[START OF Record list]

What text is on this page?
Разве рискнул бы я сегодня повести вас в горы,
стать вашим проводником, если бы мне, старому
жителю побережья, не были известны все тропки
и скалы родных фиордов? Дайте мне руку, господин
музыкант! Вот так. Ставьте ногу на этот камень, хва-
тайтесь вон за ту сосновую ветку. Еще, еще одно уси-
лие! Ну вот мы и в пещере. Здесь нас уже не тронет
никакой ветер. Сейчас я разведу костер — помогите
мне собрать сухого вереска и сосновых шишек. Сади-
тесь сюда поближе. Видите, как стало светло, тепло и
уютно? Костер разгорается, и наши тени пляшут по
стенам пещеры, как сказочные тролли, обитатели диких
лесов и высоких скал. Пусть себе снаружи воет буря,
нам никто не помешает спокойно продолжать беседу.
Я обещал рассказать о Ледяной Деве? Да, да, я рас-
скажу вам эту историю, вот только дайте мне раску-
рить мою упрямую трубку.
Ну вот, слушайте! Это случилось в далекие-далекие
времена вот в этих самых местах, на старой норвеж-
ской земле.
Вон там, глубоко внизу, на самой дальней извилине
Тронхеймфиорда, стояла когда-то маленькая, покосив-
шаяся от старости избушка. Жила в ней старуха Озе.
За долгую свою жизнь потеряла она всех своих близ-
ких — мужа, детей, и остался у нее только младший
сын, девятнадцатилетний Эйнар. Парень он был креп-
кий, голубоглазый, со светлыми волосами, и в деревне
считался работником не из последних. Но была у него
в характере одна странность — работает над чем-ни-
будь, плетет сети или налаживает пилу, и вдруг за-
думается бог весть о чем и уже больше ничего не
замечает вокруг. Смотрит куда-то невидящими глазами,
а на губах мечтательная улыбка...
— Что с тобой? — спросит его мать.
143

[END OF Record list]
[START OF Record list]

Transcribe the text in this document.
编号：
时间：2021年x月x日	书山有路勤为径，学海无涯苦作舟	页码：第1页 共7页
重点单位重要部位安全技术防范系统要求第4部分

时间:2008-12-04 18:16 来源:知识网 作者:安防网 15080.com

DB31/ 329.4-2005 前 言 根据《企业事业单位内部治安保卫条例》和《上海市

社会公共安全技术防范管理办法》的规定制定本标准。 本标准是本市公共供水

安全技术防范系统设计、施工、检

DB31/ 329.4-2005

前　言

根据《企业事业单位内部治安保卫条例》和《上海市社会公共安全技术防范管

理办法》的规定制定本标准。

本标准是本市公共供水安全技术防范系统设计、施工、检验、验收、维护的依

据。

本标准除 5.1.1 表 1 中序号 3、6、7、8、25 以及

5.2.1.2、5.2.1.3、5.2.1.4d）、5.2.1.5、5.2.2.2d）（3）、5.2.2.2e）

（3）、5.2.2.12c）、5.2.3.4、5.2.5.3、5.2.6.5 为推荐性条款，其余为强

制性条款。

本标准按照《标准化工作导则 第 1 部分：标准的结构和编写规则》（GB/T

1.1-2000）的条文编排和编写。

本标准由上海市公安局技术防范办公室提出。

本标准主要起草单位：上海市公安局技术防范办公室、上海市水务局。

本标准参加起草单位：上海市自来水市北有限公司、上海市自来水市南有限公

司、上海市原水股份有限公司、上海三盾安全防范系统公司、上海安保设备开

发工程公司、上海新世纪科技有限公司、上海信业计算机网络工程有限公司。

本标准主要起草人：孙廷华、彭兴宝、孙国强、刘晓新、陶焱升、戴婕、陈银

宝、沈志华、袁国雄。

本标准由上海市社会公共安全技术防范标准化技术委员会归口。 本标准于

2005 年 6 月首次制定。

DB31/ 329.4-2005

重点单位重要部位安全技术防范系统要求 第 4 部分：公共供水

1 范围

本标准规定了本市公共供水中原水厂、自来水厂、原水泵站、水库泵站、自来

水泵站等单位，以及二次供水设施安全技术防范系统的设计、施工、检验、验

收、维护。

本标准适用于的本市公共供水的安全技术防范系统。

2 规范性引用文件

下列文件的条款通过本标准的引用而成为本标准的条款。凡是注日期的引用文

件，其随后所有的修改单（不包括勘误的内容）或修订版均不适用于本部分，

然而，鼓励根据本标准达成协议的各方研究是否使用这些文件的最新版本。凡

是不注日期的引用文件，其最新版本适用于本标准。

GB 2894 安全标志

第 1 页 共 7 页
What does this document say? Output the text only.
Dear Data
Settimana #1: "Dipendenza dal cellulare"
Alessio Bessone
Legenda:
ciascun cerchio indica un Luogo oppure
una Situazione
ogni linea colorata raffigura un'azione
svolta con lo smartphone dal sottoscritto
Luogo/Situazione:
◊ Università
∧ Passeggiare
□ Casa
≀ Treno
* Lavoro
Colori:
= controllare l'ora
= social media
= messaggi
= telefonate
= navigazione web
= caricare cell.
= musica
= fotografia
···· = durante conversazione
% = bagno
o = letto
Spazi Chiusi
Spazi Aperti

[END OF Record list]
[START OF Record list]

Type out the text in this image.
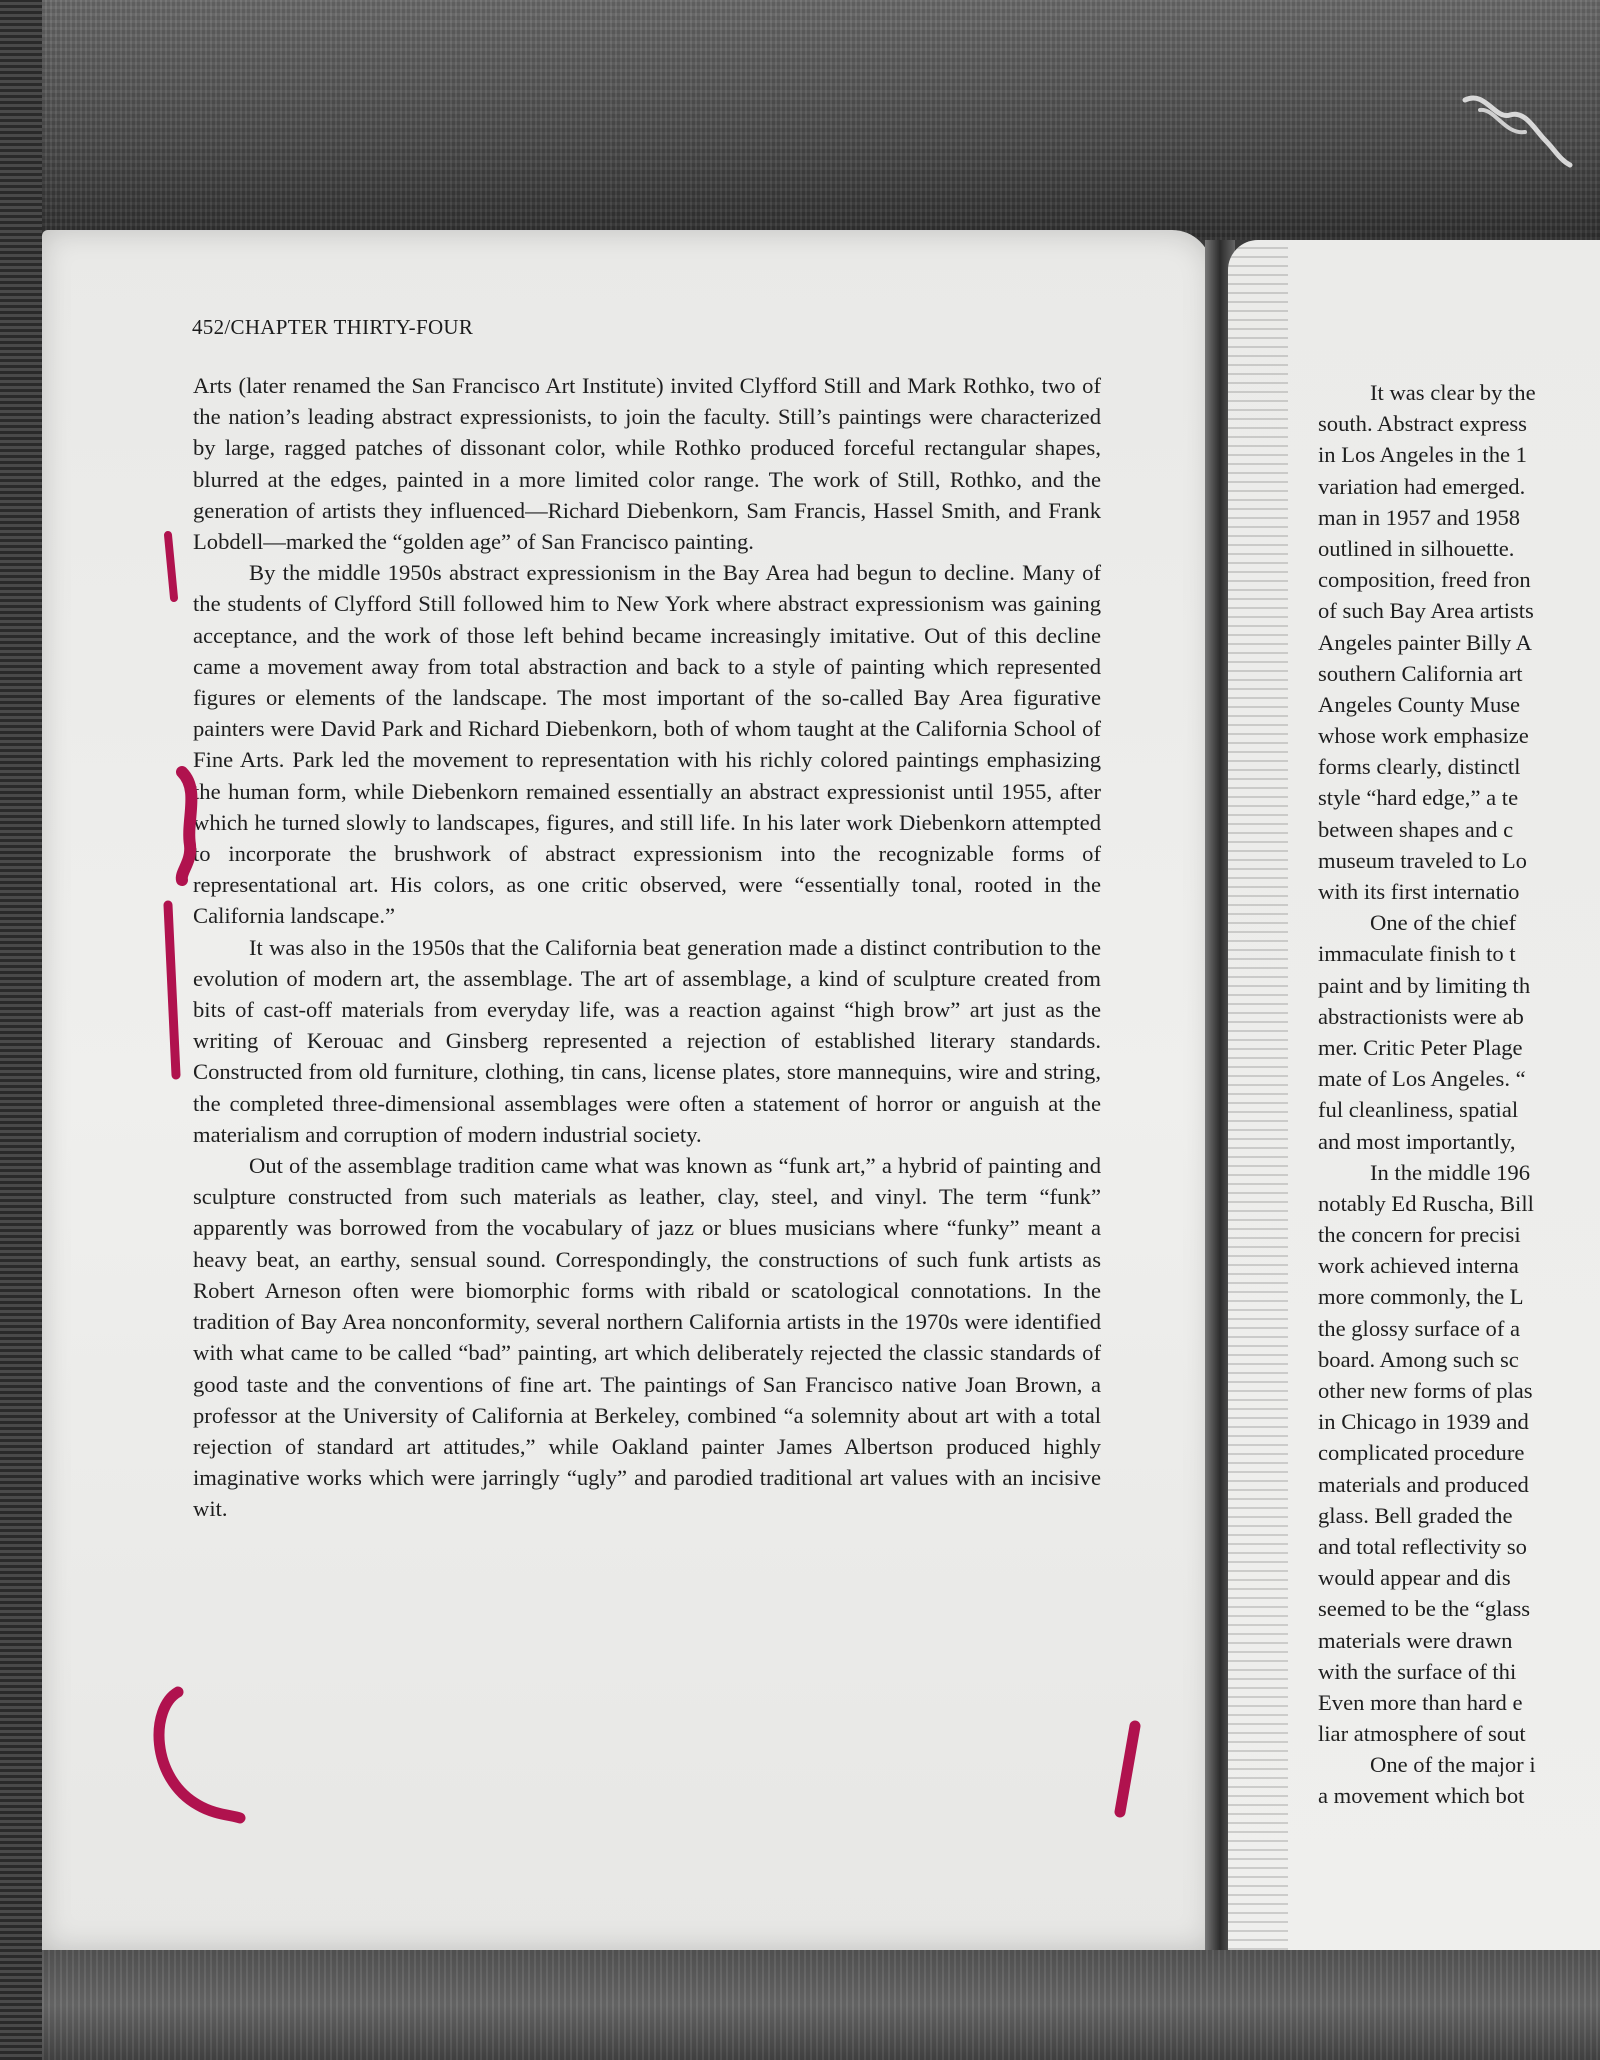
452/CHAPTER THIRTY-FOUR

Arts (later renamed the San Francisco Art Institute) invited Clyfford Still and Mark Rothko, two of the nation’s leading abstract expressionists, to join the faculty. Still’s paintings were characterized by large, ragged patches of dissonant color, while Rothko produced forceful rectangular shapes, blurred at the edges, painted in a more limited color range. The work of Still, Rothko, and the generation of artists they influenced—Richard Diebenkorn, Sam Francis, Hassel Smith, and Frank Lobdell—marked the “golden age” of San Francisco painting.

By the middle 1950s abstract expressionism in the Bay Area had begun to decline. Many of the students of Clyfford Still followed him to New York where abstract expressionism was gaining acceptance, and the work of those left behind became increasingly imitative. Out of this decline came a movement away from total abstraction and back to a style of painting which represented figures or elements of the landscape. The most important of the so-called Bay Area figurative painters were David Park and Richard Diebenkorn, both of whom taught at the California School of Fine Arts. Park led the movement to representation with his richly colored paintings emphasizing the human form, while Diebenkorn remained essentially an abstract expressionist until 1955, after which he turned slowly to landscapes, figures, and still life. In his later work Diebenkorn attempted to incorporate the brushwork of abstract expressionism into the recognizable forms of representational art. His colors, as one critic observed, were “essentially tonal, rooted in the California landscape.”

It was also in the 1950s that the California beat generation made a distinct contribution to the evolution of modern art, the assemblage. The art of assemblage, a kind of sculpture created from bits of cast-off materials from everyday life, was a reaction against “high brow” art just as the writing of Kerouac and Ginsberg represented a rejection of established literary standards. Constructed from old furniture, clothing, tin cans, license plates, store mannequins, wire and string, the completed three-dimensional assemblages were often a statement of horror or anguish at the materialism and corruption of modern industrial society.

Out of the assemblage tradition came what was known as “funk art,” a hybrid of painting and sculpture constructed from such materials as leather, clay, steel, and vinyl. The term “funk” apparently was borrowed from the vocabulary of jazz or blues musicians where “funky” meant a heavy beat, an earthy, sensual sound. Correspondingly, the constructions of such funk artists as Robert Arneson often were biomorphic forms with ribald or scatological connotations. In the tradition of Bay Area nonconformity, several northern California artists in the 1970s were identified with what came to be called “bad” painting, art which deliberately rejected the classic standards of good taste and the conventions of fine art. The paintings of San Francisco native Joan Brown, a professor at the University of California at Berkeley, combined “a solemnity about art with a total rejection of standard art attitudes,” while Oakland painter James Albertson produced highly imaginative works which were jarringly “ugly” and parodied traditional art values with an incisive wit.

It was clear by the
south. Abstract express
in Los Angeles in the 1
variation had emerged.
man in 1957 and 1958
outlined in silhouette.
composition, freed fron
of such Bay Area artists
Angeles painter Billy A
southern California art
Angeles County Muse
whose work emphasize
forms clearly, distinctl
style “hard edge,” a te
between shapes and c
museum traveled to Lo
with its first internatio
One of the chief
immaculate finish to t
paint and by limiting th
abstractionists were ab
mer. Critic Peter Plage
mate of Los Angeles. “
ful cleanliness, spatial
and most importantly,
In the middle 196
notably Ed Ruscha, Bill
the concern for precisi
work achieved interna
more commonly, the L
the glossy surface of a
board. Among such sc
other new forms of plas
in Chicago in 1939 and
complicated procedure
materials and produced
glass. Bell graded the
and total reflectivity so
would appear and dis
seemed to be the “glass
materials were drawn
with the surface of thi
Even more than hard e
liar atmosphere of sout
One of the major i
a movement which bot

[END OF Record list]

■ Exercise details ■
Show the lines of the records that include the string "shapes".

■ Reply to the task ■
Arts (later renamed the San Francisco Art Institute) invited Clyfford Still and Mark Rothko, two of the nation’s leading abstract expressionists, to join the faculty. Still’s paintings were characterized by large, ragged patches of dissonant color, while Rothko produced forceful rectangular shapes, blurred at the edges, painted in a more limited color range. The work of Still, Rothko, and the generation of artists they influenced—Richard Diebenkorn, Sam Francis, Hassel Smith, and Frank Lobdell—marked the “golden age” of San Francisco painting.
between shapes and c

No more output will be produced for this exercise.